_Exercise goal_
Identify, in the records below, every line where the string "title" appears, and copy each such line.
=== The data ===
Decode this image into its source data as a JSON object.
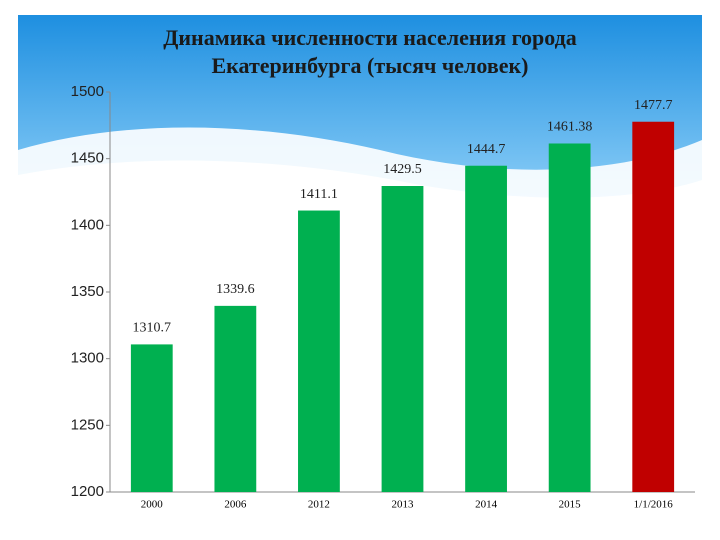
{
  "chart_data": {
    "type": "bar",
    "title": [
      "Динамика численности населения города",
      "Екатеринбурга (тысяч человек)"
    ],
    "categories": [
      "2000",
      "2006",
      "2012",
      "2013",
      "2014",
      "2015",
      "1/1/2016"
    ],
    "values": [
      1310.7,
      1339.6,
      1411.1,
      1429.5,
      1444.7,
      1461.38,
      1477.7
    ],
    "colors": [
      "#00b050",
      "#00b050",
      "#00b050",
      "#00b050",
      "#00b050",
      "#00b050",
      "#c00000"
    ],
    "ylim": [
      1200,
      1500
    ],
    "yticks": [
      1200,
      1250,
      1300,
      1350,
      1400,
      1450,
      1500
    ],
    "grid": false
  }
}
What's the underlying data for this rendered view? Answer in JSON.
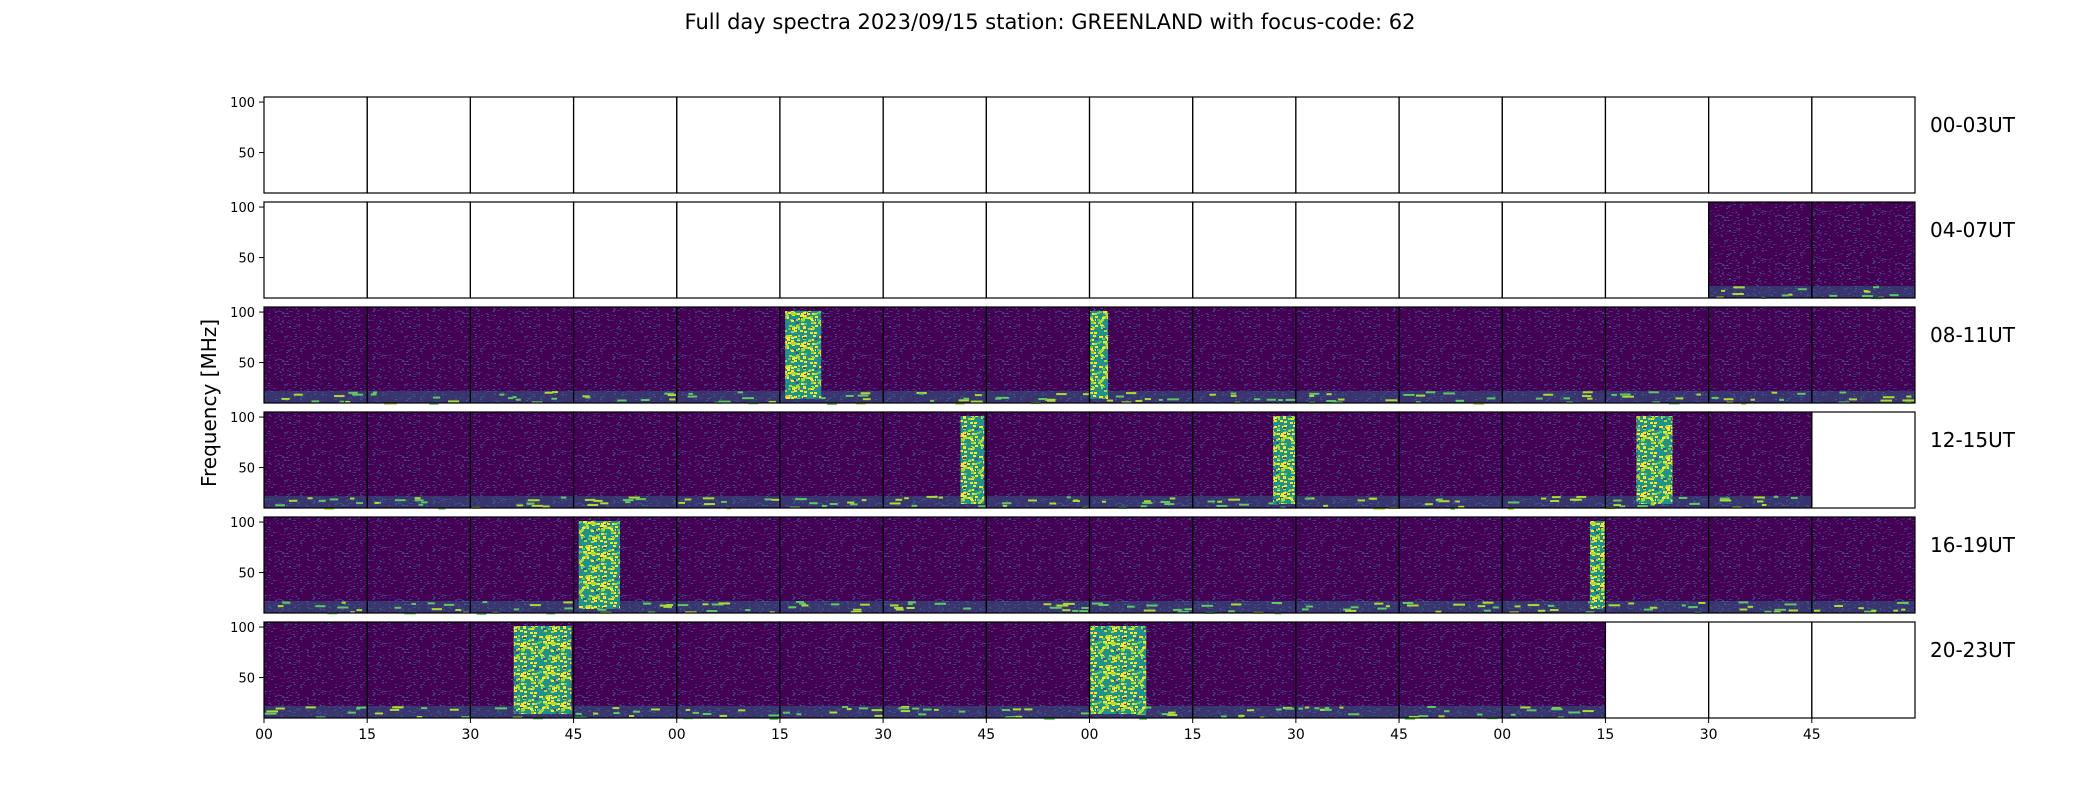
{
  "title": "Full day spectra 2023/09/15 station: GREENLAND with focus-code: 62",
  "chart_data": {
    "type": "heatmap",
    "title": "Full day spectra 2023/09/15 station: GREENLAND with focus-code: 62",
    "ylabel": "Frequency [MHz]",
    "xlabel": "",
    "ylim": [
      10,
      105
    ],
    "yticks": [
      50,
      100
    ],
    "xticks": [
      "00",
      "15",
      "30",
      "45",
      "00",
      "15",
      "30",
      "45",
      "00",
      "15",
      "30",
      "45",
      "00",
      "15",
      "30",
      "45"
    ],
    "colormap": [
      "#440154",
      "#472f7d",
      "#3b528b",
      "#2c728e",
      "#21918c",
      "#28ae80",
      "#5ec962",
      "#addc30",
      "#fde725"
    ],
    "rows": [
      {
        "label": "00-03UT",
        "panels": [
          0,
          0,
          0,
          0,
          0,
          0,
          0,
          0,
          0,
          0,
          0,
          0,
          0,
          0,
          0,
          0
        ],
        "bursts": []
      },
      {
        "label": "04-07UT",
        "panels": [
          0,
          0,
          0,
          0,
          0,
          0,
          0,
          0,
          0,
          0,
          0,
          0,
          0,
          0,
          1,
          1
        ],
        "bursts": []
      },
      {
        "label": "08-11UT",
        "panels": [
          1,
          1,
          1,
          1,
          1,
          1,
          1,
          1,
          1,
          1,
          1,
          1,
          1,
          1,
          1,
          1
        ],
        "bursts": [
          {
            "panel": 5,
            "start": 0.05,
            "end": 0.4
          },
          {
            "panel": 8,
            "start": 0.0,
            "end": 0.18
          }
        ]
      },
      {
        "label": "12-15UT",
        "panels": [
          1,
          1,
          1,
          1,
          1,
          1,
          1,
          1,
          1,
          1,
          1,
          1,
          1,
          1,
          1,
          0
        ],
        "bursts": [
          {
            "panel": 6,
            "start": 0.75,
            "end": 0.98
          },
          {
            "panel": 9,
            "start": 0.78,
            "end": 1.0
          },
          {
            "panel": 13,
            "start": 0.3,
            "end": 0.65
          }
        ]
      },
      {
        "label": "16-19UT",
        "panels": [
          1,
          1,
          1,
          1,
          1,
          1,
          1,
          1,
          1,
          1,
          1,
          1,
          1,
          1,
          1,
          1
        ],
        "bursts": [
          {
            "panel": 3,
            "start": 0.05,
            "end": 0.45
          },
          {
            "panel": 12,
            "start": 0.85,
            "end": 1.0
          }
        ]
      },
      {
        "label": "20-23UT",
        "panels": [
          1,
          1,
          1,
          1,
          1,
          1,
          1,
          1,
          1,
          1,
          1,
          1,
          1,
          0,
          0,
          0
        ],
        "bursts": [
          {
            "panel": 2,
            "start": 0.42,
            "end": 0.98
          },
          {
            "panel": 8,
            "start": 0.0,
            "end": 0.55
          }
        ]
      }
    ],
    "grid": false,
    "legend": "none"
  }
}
===
_Response_
    "title": [
  "title": "Full day spectra 2023/09/15 station: GREENLAND with focus-code: 62",
    "title": "Full day spectra 2023/09/15 station: GREENLAND with focus-code: 62",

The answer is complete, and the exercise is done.